Quote the whole listing word for word. Do not include the pictures.

> _Dataset records_:
===============
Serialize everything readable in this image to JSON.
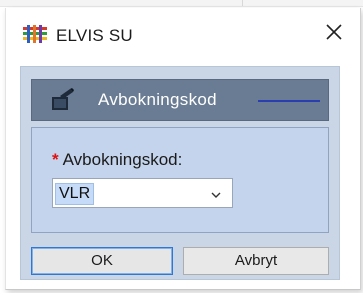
{
  "window": {
    "title": "ELVIS SU",
    "app_icon": "elvis-app-icon",
    "close_icon": "close-icon"
  },
  "section": {
    "title": "Avbokningskod",
    "icon": "document-edit-icon"
  },
  "form": {
    "field": {
      "required_marker": "*",
      "label": "Avbokningskod:",
      "selected_value": "VLR",
      "chevron_icon": "chevron-down-icon"
    }
  },
  "buttons": {
    "ok_label": "OK",
    "cancel_label": "Avbryt"
  },
  "colors": {
    "client_bg": "#cad6e6",
    "header_bg": "#6a7c93",
    "panel_bg": "#c4d4ec",
    "required": "#e01010",
    "accent_line": "#2a3eb0"
  }
}
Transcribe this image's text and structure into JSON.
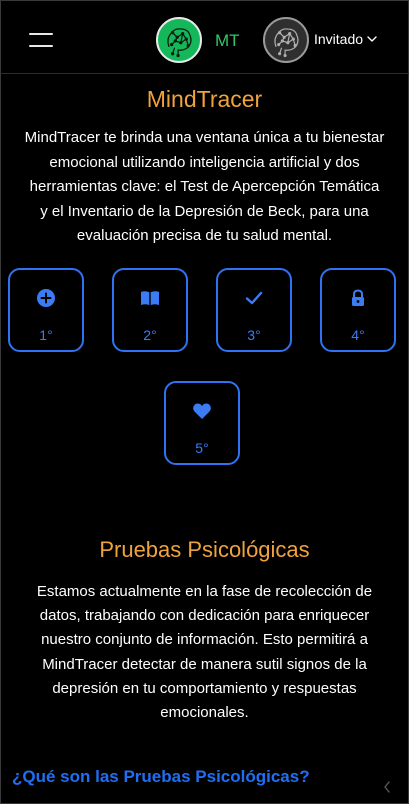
{
  "header": {
    "brand_abbr": "MT",
    "user_label": "Invitado",
    "icons": {
      "menu": "hamburger-icon",
      "brand_logo": "brain-circuit-logo",
      "user_avatar": "brain-circuit-avatar",
      "user_dropdown": "chevron-down-icon"
    }
  },
  "hero": {
    "title": "MindTracer",
    "description": "MindTracer te brinda una ventana única a tu bienestar emocional utilizando inteligencia artificial y dos herramientas clave: el Test de Apercepción Temática y el Inventario de la Depresión de Beck, para una evaluación precisa de tu salud mental."
  },
  "steps": [
    {
      "label": "1°",
      "icon": "plus-circle-icon"
    },
    {
      "label": "2°",
      "icon": "book-open-icon"
    },
    {
      "label": "3°",
      "icon": "check-icon"
    },
    {
      "label": "4°",
      "icon": "lock-icon"
    },
    {
      "label": "5°",
      "icon": "heart-icon"
    }
  ],
  "tests": {
    "title": "Pruebas Psicológicas",
    "description": "Estamos actualmente en la fase de recolección de datos, trabajando con dedicación para enriquecer nuestro conjunto de información. Esto permitirá a MindTracer detectar de manera sutil signos de la depresión en tu comportamiento y respuestas emocionales.",
    "question": "¿Qué son las Pruebas Psicológicas?"
  },
  "colors": {
    "background": "#000000",
    "accent_orange": "#f0a33b",
    "accent_blue": "#2f72f3",
    "brand_green": "#32c766"
  }
}
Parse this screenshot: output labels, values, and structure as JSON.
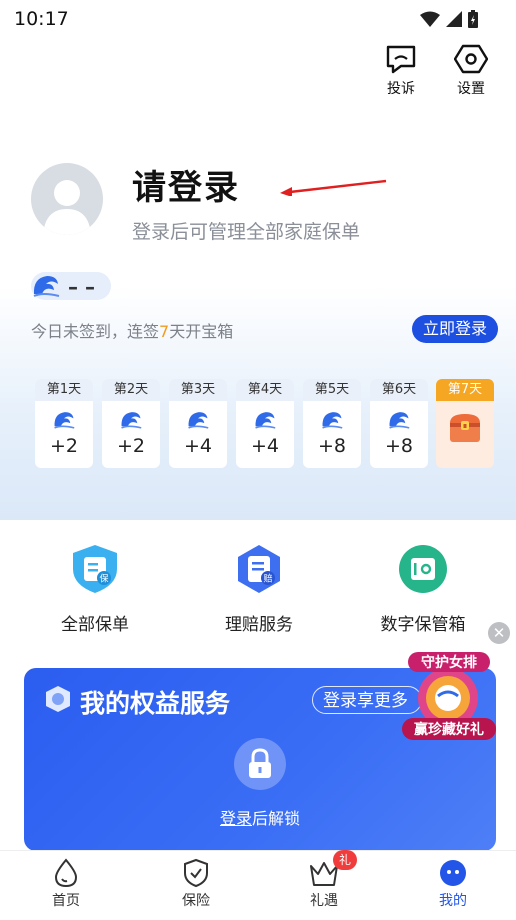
{
  "status_bar": {
    "time": "10:17"
  },
  "header": {
    "complaint_label": "投诉",
    "settings_label": "设置"
  },
  "profile": {
    "title": "请登录",
    "subtitle": "登录后可管理全部家庭保单",
    "points": "– –"
  },
  "sign_in": {
    "text_prefix": "今日未签到，连签",
    "highlight": "7",
    "text_suffix": "天开宝箱",
    "login_button": "立即登录",
    "days": [
      {
        "label": "第1天",
        "value": "+2"
      },
      {
        "label": "第2天",
        "value": "+2"
      },
      {
        "label": "第3天",
        "value": "+4"
      },
      {
        "label": "第4天",
        "value": "+4"
      },
      {
        "label": "第5天",
        "value": "+8"
      },
      {
        "label": "第6天",
        "value": "+8"
      },
      {
        "label": "第7天",
        "value": ""
      }
    ]
  },
  "features": [
    {
      "label": "全部保单",
      "icon": "policy-icon",
      "badge": "保"
    },
    {
      "label": "理赔服务",
      "icon": "claims-icon",
      "badge": "赔"
    },
    {
      "label": "数字保管箱",
      "icon": "safe-box-icon"
    }
  ],
  "rights": {
    "title": "我的权益服务",
    "more_button": "登录享更多",
    "unlock_link": "登录",
    "unlock_suffix": "后解锁"
  },
  "promo": {
    "line1": "守护女排",
    "line2": "赢珍藏好礼"
  },
  "nav": {
    "home": "首页",
    "insurance": "保险",
    "gifts": "礼遇",
    "gift_badge": "礼",
    "mine": "我的"
  },
  "colors": {
    "accent": "#1d4fe0",
    "highlight": "#f39b1e",
    "card": "#2b5df0"
  }
}
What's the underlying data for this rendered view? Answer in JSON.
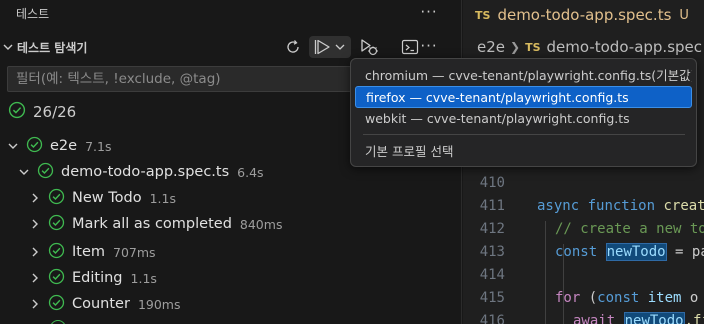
{
  "explorer": {
    "panel_title": "테스트",
    "section_title": "테스트 탐색기",
    "filter_placeholder": "필터(예: 텍스트, !exclude, @tag)",
    "summary_count": "26/26",
    "tree": [
      {
        "label": "e2e",
        "duration": "7.1s",
        "expanded": true
      },
      {
        "label": "demo-todo-app.spec.ts",
        "duration": "6.4s",
        "expanded": true
      },
      {
        "label": "New Todo",
        "duration": "1.1s"
      },
      {
        "label": "Mark all as completed",
        "duration": "840ms"
      },
      {
        "label": "Item",
        "duration": "707ms"
      },
      {
        "label": "Editing",
        "duration": "1.1s"
      },
      {
        "label": "Counter",
        "duration": "190ms"
      }
    ]
  },
  "editor": {
    "tab": {
      "badge": "TS",
      "title": "demo-todo-app.spec.ts",
      "status": "U"
    },
    "breadcrumb": {
      "folder": "e2e",
      "badge": "TS",
      "file": "demo-todo-app.spec"
    },
    "line_numbers": [
      "410",
      "411",
      "412",
      "413",
      "414",
      "415",
      "416"
    ],
    "code": {
      "closing": "});",
      "l411_kw": "async",
      "l411_kw2": "function",
      "l411_fn": "creat",
      "l412_comment": "// create a new to",
      "l413_kw": "const",
      "l413_var": "newTodo",
      "l413_rest": " = pa",
      "l415_kw": "for",
      "l415_rest": " (",
      "l415_kw2": "const",
      "l415_var": "item",
      "l415_rest2": " o",
      "l416_kw": "await",
      "l416_var": "newTodo",
      "l416_rest": ".fi"
    }
  },
  "menu": {
    "items": [
      {
        "label": "chromium — cvve-tenant/playwright.config.ts(기본값)",
        "selected": false
      },
      {
        "label": "firefox — cvve-tenant/playwright.config.ts",
        "selected": true
      },
      {
        "label": "webkit — cvve-tenant/playwright.config.ts",
        "selected": false
      },
      {
        "label": "기본 프로필 선택",
        "selected": false
      }
    ]
  },
  "colors": {
    "pass": "#3fb950",
    "accent": "#0e61c7",
    "ts_badge": "#d7ba5f",
    "modified": "#e2c08d"
  },
  "icons": [
    "ellipsis-icon",
    "chevron-down-icon",
    "refresh-icon",
    "run-tests-icon",
    "debug-tests-icon",
    "terminal-icon",
    "pass-check-icon",
    "chevron-right-icon",
    "ts-file-icon"
  ]
}
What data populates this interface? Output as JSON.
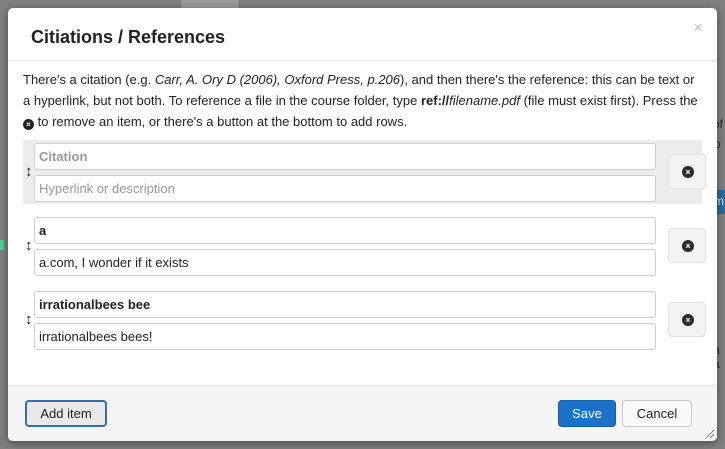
===============
> _PROBLEM SOLUTION_:
Serialize everything readable in this image to JSON.
{
  "window": {
    "title": "ELVIS SU",
    "app_icon": "elvis-app-icon",
    "close_icon": "close-icon"
  },
  "section": {
    "title": "Avbokningskod",
    "icon": "document-edit-icon"
  },
  "form": {
    "field": {
      "required_marker": "*",
      "label": "Avbokningskod:",
      "selected_value": "VLR",
      "chevron_icon": "chevron-down-icon"
    }
  },
  "buttons": {
    "ok_label": "OK",
    "cancel_label": "Avbryt"
  },
  "colors": {
    "client_bg": "#cad6e6",
    "header_bg": "#6a7c93",
    "panel_bg": "#c4d4ec",
    "required": "#e01010",
    "accent_line": "#2a3eb0"
  }
}
Transcribe this image's text and structure into JSON.
{
  "header": {
    "brand_abbr": "MT",
    "user_label": "Invitado",
    "icons": {
      "menu": "hamburger-icon",
      "brand_logo": "brain-circuit-logo",
      "user_avatar": "brain-circuit-avatar",
      "user_dropdown": "chevron-down-icon"
    }
  },
  "hero": {
    "title": "MindTracer",
    "description": "MindTracer te brinda una ventana única a tu bienestar emocional utilizando inteligencia artificial y dos herramientas clave: el Test de Apercepción Temática y el Inventario de la Depresión de Beck, para una evaluación precisa de tu salud mental."
  },
  "steps": [
    {
      "label": "1°",
      "icon": "plus-circle-icon"
    },
    {
      "label": "2°",
      "icon": "book-open-icon"
    },
    {
      "label": "3°",
      "icon": "check-icon"
    },
    {
      "label": "4°",
      "icon": "lock-icon"
    },
    {
      "label": "5°",
      "icon": "heart-icon"
    }
  ],
  "tests": {
    "title": "Pruebas Psicológicas",
    "description": "Estamos actualmente en la fase de recolección de datos, trabajando con dedicación para enriquecer nuestro conjunto de información. Esto permitirá a MindTracer detectar de manera sutil signos de la depresión en tu comportamiento y respuestas emocionales.",
    "question": "¿Qué son las Pruebas Psicológicas?"
  },
  "colors": {
    "background": "#000000",
    "accent_orange": "#f0a33b",
    "accent_blue": "#2f72f3",
    "brand_green": "#32c766"
  }
}
Parse this screenshot: output labels, values, and structure as JSON.
{
  "status_bar": {
    "time": "10:17"
  },
  "header": {
    "complaint_label": "投诉",
    "settings_label": "设置"
  },
  "profile": {
    "title": "请登录",
    "subtitle": "登录后可管理全部家庭保单",
    "points": "– –"
  },
  "sign_in": {
    "text_prefix": "今日未签到，连签",
    "highlight": "7",
    "text_suffix": "天开宝箱",
    "login_button": "立即登录",
    "days": [
      {
        "label": "第1天",
        "value": "+2"
      },
      {
        "label": "第2天",
        "value": "+2"
      },
      {
        "label": "第3天",
        "value": "+4"
      },
      {
        "label": "第4天",
        "value": "+4"
      },
      {
        "label": "第5天",
        "value": "+8"
      },
      {
        "label": "第6天",
        "value": "+8"
      },
      {
        "label": "第7天",
        "value": ""
      }
    ]
  },
  "features": [
    {
      "label": "全部保单",
      "icon": "policy-icon",
      "badge": "保"
    },
    {
      "label": "理赔服务",
      "icon": "claims-icon",
      "badge": "赔"
    },
    {
      "label": "数字保管箱",
      "icon": "safe-box-icon"
    }
  ],
  "rights": {
    "title": "我的权益服务",
    "more_button": "登录享更多",
    "unlock_link": "登录",
    "unlock_suffix": "后解锁"
  },
  "promo": {
    "line1": "守护女排",
    "line2": "赢珍藏好礼"
  },
  "nav": {
    "home": "首页",
    "insurance": "保险",
    "gifts": "礼遇",
    "gift_badge": "礼",
    "mine": "我的"
  },
  "colors": {
    "accent": "#1d4fe0",
    "highlight": "#f39b1e",
    "card": "#2b5df0"
  }
}
What's the underlying data for this rendered view? Answer in JSON.
{
  "explorer": {
    "panel_title": "테스트",
    "section_title": "테스트 탐색기",
    "filter_placeholder": "필터(예: 텍스트, !exclude, @tag)",
    "summary_count": "26/26",
    "tree": [
      {
        "label": "e2e",
        "duration": "7.1s",
        "expanded": true
      },
      {
        "label": "demo-todo-app.spec.ts",
        "duration": "6.4s",
        "expanded": true
      },
      {
        "label": "New Todo",
        "duration": "1.1s"
      },
      {
        "label": "Mark all as completed",
        "duration": "840ms"
      },
      {
        "label": "Item",
        "duration": "707ms"
      },
      {
        "label": "Editing",
        "duration": "1.1s"
      },
      {
        "label": "Counter",
        "duration": "190ms"
      }
    ]
  },
  "editor": {
    "tab": {
      "badge": "TS",
      "title": "demo-todo-app.spec.ts",
      "status": "U"
    },
    "breadcrumb": {
      "folder": "e2e",
      "badge": "TS",
      "file": "demo-todo-app.spec"
    },
    "line_numbers": [
      "410",
      "411",
      "412",
      "413",
      "414",
      "415",
      "416"
    ],
    "code": {
      "closing": "});",
      "l411_kw": "async",
      "l411_kw2": "function",
      "l411_fn": "creat",
      "l412_comment": "// create a new to",
      "l413_kw": "const",
      "l413_var": "newTodo",
      "l413_rest": " = pa",
      "l415_kw": "for",
      "l415_rest": " (",
      "l415_kw2": "const",
      "l415_var": "item",
      "l415_rest2": " o",
      "l416_kw": "await",
      "l416_var": "newTodo",
      "l416_rest": ".fi"
    }
  },
  "menu": {
    "items": [
      {
        "label": "chromium — cvve-tenant/playwright.config.ts(기본값)",
        "selected": false
      },
      {
        "label": "firefox — cvve-tenant/playwright.config.ts",
        "selected": true
      },
      {
        "label": "webkit — cvve-tenant/playwright.config.ts",
        "selected": false
      },
      {
        "label": "기본 프로필 선택",
        "selected": false
      }
    ]
  },
  "colors": {
    "pass": "#3fb950",
    "accent": "#0e61c7",
    "ts_badge": "#d7ba5f",
    "modified": "#e2c08d"
  },
  "icons": [
    "ellipsis-icon",
    "chevron-down-icon",
    "refresh-icon",
    "run-tests-icon",
    "debug-tests-icon",
    "terminal-icon",
    "pass-check-icon",
    "chevron-right-icon",
    "ts-file-icon"
  ]
}
What data populates this interface? Output as JSON.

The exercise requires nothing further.